- Task to carry out -
Write out the entries below once more, exactly, with the pictures left out.

--- begin Material provided ---

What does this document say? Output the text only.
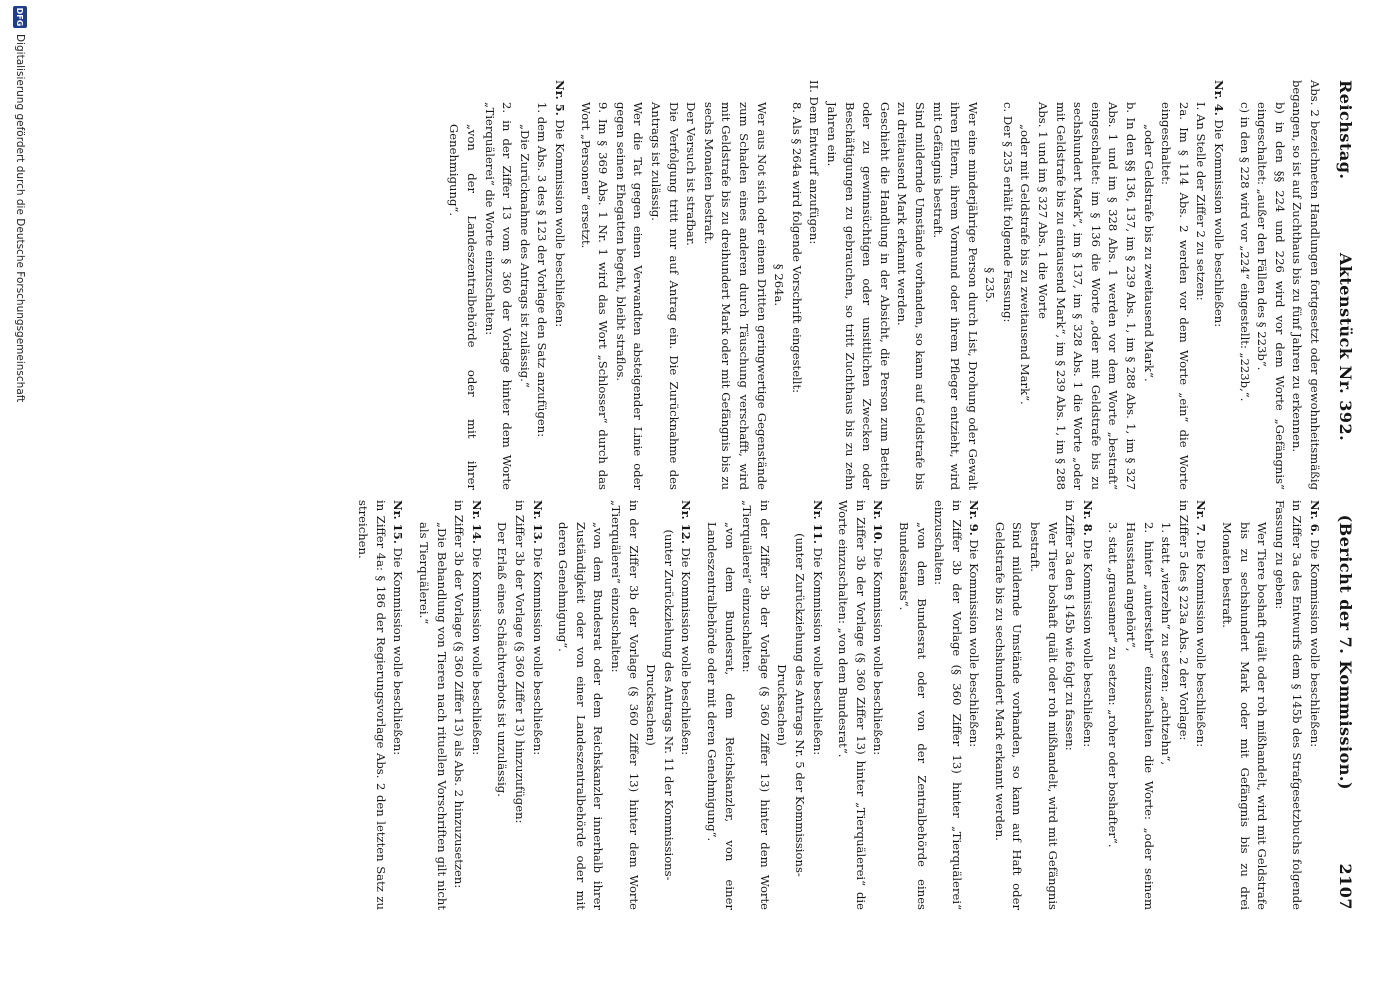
Reichstag.
Aktenstück Nr. 392.
(Bericht der 7. Kommission.)
2107

Abs. 2 bezeichneten Handlungen fortgesetzt oder gewohnheitsmäßig begangen, so ist auf Zuchthaus bis zu fünf Jahren zu erkennen.

b) in den §§ 224 und 226 wird vor dem Worte „Gefängnis“ eingeschaltet: „außer den Fällen des § 223b“.

c) in den § 228 wird vor „224“ eingestellt: „223b,“.

Nr. 4. Die Kommission wolle beschließen:

I. An Stelle der Ziffer 2 zu setzen:

2a. Im § 114 Abs. 2 werden vor dem Worte „ein“ die Worte eingeschaltet:

„oder Geldstrafe bis zu zweitausend Mark“.

b. In den §§ 136, 137, im § 239 Abs. 1, im § 288 Abs. 1, im § 327 Abs. 1 und im § 328 Abs. 1 werden vor dem Worte „bestraft“ eingeschaltet: im § 136 die Worte „oder mit Geldstrafe bis zu sechshundert Mark“, im § 137, im § 328 Abs. 1 die Worte „oder mit Geldstrafe bis zu eintausend Mark“, im § 239 Abs. 1, im § 288 Abs. 1 und im § 327 Abs. 1 die Worte

„oder mit Geldstrafe bis zu zweitausend Mark“.

c. Der § 235 erhält folgende Fassung:

§ 235.

Wer eine minderjährige Person durch List, Drohung oder Gewalt ihren Eltern, ihrem Vormund oder ihrem Pfleger entzieht, wird mit Gefängnis bestraft.

Sind mildernde Umstände vorhanden, so kann auf Geldstrafe bis zu dreitausend Mark erkannt werden.

Geschieht die Handlung in der Absicht, die Person zum Betteln oder zu gewinnsüchtigen oder unsittlichen Zwecken oder Beschäftigungen zu gebrauchen, so tritt Zuchthaus bis zu zehn Jahren ein.

II. Dem Entwurf anzufügen:

8. Als § 264a wird folgende Vorschrift eingestellt:

§ 264a.

Wer aus Not sich oder einem Dritten geringwertige Gegenstände zum Schaden eines anderen durch Täuschung verschafft, wird mit Geldstrafe bis zu dreihundert Mark oder mit Gefängnis bis zu sechs Monaten bestraft.

Der Versuch ist strafbar.

Die Verfolgung tritt nur auf Antrag ein. Die Zurücknahme des Antrags ist zulässig.

Wer die Tat gegen einen Verwandten absteigender Linie oder gegen seinen Ehegatten begeht, bleibt straflos.

9. Im § 369 Abs. 1 Nr. 1 wird das Wort „Schlosser“ durch das Wort „Personen“ ersetzt.

Nr. 5. Die Kommission wolle beschließen:

1. dem Abs. 3 des § 123 der Vorlage den Satz anzufügen:

„Die Zurücknahme des Antrags ist zulässig.“

2. in der Ziffer 13 vom § 360 der Vorlage hinter dem Worte „Tierquälerei“ die Worte einzuschalten:

„von der Landeszentralbehörde oder mit ihrer Genehmigung“.

Nr. 6. Die Kommission wolle beschließen:

in Ziffer 3a des Entwurfs dem § 145b des Strafgesetzbuchs folgende Fassung zu geben:

Wer Tiere boshaft quält oder roh mißhandelt, wird mit Geldstrafe bis zu sechshundert Mark oder mit Gefängnis bis zu drei Monaten bestraft.

Nr. 7. Die Kommission wolle beschließen:

in Ziffer 5 des § 223a Abs. 2 der Vorlage:

1. statt „vierzehn“ zu setzen: „achtzehn“,

2. hinter „unterstehr“ einzuschalten die Worte: „oder seinem Hausstand angehört“,

3. statt „grausamer“ zu setzen: „roher oder boshafter“.

Nr. 8. Die Kommission wolle beschließen:

in Ziffer 3a den § 145b wie folgt zu fassen:

Wer Tiere boshaft quält oder roh mißhandelt, wird mit Gefängnis bestraft.

Sind mildernde Umstände vorhanden, so kann auf Haft oder Geldstrafe bis zu sechshundert Mark erkannt werden.

Nr. 9. Die Kommission wolle beschließen:

in Ziffer 3b der Vorlage (§ 360 Ziffer 13) hinter „Tierquälerei“ einzuschalten:

„von dem Bundesrat oder von der Zentralbehörde eines Bundesstaats“.

Nr. 10. Die Kommission wolle beschließen:

in Ziffer 3b der Vorlage (§ 360 Ziffer 13) hinter „Tierquälerei“ die Worte einzuschalten: „von dem Bundesrat“.

Nr. 11. Die Kommission wolle beschließen:

(unter Zurückziehung des Antrags Nr. 5 der Kommissions-Drucksachen)

in der Ziffer 3b der Vorlage (§ 360 Ziffer 13) hinter dem Worte „Tierquälerei“ einzuschalten:

„von dem Bundesrat, dem Reichskanzler, von einer Landeszentralbehörde oder mit deren Genehmigung“.

Nr. 12. Die Kommission wolle beschließen:

(unter Zurückziehung des Antrags Nr. 11 der Kommissions-Drucksachen)

in der Ziffer 3b der Vorlage (§ 360 Ziffer 13) hinter dem Worte „Tierquälerei“ einzuschalten:

„von dem Bundesrat oder dem Reichskanzler innerhalb ihrer Zuständigkeit oder von einer Landeszentralbehörde oder mit deren Genehmigung“.

Nr. 13. Die Kommission wolle beschließen:

in Ziffer 3b der Vorlage (§ 360 Ziffer 13) hinzuzufügen:

Der Erlaß eines Schächtverbots ist unzulässig.

Nr. 14. Die Kommission wolle beschließen:

in Ziffer 3b der Vorlage (§ 360 Ziffer 13) als Abs. 2 hinzuzusetzen:

„Die Behandlung von Tieren nach rituellen Vorschriften gilt nicht als Tierquälerei.“

Nr. 15. Die Kommission wolle beschließen:

in Ziffer 4a: § 186 der Regierungsvorlage Abs. 2 den letzten Satz zu streichen.

DFG
Digitalisierung gefördert durch die Deutsche Forschungsgemeinschaft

--- end Material provided ---

- Solution to the problem -
What does this document say? Output the text only.
Reichstag.
Aktenstück Nr. 392.
(Bericht der 7. Kommission.)
2107

Abs. 2 bezeichneten Handlungen fortgesetzt oder gewohnheitsmäßig begangen, so ist auf Zuchthaus bis zu fünf Jahren zu erkennen.

b) in den §§ 224 und 226 wird vor dem Worte „Gefängnis“ eingeschaltet: „außer den Fällen des § 223b“.

c) in den § 228 wird vor „224“ eingestellt: „223b,“.

Nr. 4. Die Kommission wolle beschließen:

I. An Stelle der Ziffer 2 zu setzen:

2a. Im § 114 Abs. 2 werden vor dem Worte „ein“ die Worte eingeschaltet:

„oder Geldstrafe bis zu zweitausend Mark“.

b. In den §§ 136, 137, im § 239 Abs. 1, im § 288 Abs. 1, im § 327 Abs. 1 und im § 328 Abs. 1 werden vor dem Worte „bestraft“ eingeschaltet: im § 136 die Worte „oder mit Geldstrafe bis zu sechshundert Mark“, im § 137, im § 328 Abs. 1 die Worte „oder mit Geldstrafe bis zu eintausend Mark“, im § 239 Abs. 1, im § 288 Abs. 1 und im § 327 Abs. 1 die Worte

„oder mit Geldstrafe bis zu zweitausend Mark“.

c. Der § 235 erhält folgende Fassung:

§ 235.

Wer eine minderjährige Person durch List, Drohung oder Gewalt ihren Eltern, ihrem Vormund oder ihrem Pfleger entzieht, wird mit Gefängnis bestraft.

Sind mildernde Umstände vorhanden, so kann auf Geldstrafe bis zu dreitausend Mark erkannt werden.

Geschieht die Handlung in der Absicht, die Person zum Betteln oder zu gewinnsüchtigen oder unsittlichen Zwecken oder Beschäftigungen zu gebrauchen, so tritt Zuchthaus bis zu zehn Jahren ein.

II. Dem Entwurf anzufügen:

8. Als § 264a wird folgende Vorschrift eingestellt:

§ 264a.

Wer aus Not sich oder einem Dritten geringwertige Gegenstände zum Schaden eines anderen durch Täuschung verschafft, wird mit Geldstrafe bis zu dreihundert Mark oder mit Gefängnis bis zu sechs Monaten bestraft.

Der Versuch ist strafbar.

Die Verfolgung tritt nur auf Antrag ein. Die Zurücknahme des Antrags ist zulässig.

Wer die Tat gegen einen Verwandten absteigender Linie oder gegen seinen Ehegatten begeht, bleibt straflos.

9. Im § 369 Abs. 1 Nr. 1 wird das Wort „Schlosser“ durch das Wort „Personen“ ersetzt.

Nr. 5. Die Kommission wolle beschließen:

1. dem Abs. 3 des § 123 der Vorlage den Satz anzufügen:

„Die Zurücknahme des Antrags ist zulässig.“

2. in der Ziffer 13 vom § 360 der Vorlage hinter dem Worte „Tierquälerei“ die Worte einzuschalten:

„von der Landeszentralbehörde oder mit ihrer Genehmigung“.

Nr. 6. Die Kommission wolle beschließen:

in Ziffer 3a des Entwurfs dem § 145b des Strafgesetzbuchs folgende Fassung zu geben:

Wer Tiere boshaft quält oder roh mißhandelt, wird mit Geldstrafe bis zu sechshundert Mark oder mit Gefängnis bis zu drei Monaten bestraft.

Nr. 7. Die Kommission wolle beschließen:

in Ziffer 5 des § 223a Abs. 2 der Vorlage:

1. statt „vierzehn“ zu setzen: „achtzehn“,

2. hinter „unterstehr“ einzuschalten die Worte: „oder seinem Hausstand angehört“,

3. statt „grausamer“ zu setzen: „roher oder boshafter“.

Nr. 8. Die Kommission wolle beschließen:

in Ziffer 3a den § 145b wie folgt zu fassen:

Wer Tiere boshaft quält oder roh mißhandelt, wird mit Gefängnis bestraft.

Sind mildernde Umstände vorhanden, so kann auf Haft oder Geldstrafe bis zu sechshundert Mark erkannt werden.

Nr. 9. Die Kommission wolle beschließen:

in Ziffer 3b der Vorlage (§ 360 Ziffer 13) hinter „Tierquälerei“ einzuschalten:

„von dem Bundesrat oder von der Zentralbehörde eines Bundesstaats“.

Nr. 10. Die Kommission wolle beschließen:

in Ziffer 3b der Vorlage (§ 360 Ziffer 13) hinter „Tierquälerei“ die Worte einzuschalten: „von dem Bundesrat“.

Nr. 11. Die Kommission wolle beschließen:

(unter Zurückziehung des Antrags Nr. 5 der Kommissions-Drucksachen)

in der Ziffer 3b der Vorlage (§ 360 Ziffer 13) hinter dem Worte „Tierquälerei“ einzuschalten:

„von dem Bundesrat, dem Reichskanzler, von einer Landeszentralbehörde oder mit deren Genehmigung“.

Nr. 12. Die Kommission wolle beschließen:

(unter Zurückziehung des Antrags Nr. 11 der Kommissions-Drucksachen)

in der Ziffer 3b der Vorlage (§ 360 Ziffer 13) hinter dem Worte „Tierquälerei“ einzuschalten:

„von dem Bundesrat oder dem Reichskanzler innerhalb ihrer Zuständigkeit oder von einer Landeszentralbehörde oder mit deren Genehmigung“.

Nr. 13. Die Kommission wolle beschließen:

in Ziffer 3b der Vorlage (§ 360 Ziffer 13) hinzuzufügen:

Der Erlaß eines Schächtverbots ist unzulässig.

Nr. 14. Die Kommission wolle beschließen:

in Ziffer 3b der Vorlage (§ 360 Ziffer 13) als Abs. 2 hinzuzusetzen:

„Die Behandlung von Tieren nach rituellen Vorschriften gilt nicht als Tierquälerei.“

Nr. 15. Die Kommission wolle beschließen:

in Ziffer 4a: § 186 der Regierungsvorlage Abs. 2 den letzten Satz zu streichen.

DFG
Digitalisierung gefördert durch die Deutsche Forschungsgemeinschaft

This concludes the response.